*EXERCISE PROMPT:* Return every record verbatim.

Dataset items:
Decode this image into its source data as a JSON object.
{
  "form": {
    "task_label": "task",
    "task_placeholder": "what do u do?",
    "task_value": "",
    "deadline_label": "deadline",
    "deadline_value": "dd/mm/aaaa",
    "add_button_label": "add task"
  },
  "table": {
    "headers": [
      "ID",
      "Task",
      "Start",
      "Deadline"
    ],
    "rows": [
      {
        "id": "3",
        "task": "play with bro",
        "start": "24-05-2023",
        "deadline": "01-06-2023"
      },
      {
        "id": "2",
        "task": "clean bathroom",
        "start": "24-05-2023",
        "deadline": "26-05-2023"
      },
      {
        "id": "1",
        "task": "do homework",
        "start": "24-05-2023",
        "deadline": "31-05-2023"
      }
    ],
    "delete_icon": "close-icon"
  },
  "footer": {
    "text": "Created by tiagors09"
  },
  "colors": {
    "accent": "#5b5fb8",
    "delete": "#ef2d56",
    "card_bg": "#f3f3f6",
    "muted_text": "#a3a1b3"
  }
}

*EXERCISE OUTPUT:*
Decode this image into its source data as a JSON object.
{
  "form": {
    "task_label": "task",
    "task_placeholder": "what do u do?",
    "task_value": "",
    "deadline_label": "deadline",
    "deadline_value": "dd/mm/aaaa",
    "add_button_label": "add task"
  },
  "table": {
    "headers": [
      "ID",
      "Task",
      "Start",
      "Deadline"
    ],
    "rows": [
      {
        "id": "3",
        "task": "play with bro",
        "start": "24-05-2023",
        "deadline": "01-06-2023"
      },
      {
        "id": "2",
        "task": "clean bathroom",
        "start": "24-05-2023",
        "deadline": "26-05-2023"
      },
      {
        "id": "1",
        "task": "do homework",
        "start": "24-05-2023",
        "deadline": "31-05-2023"
      }
    ],
    "delete_icon": "close-icon"
  },
  "footer": {
    "text": "Created by tiagors09"
  },
  "colors": {
    "accent": "#5b5fb8",
    "delete": "#ef2d56",
    "card_bg": "#f3f3f6",
    "muted_text": "#a3a1b3"
  }
}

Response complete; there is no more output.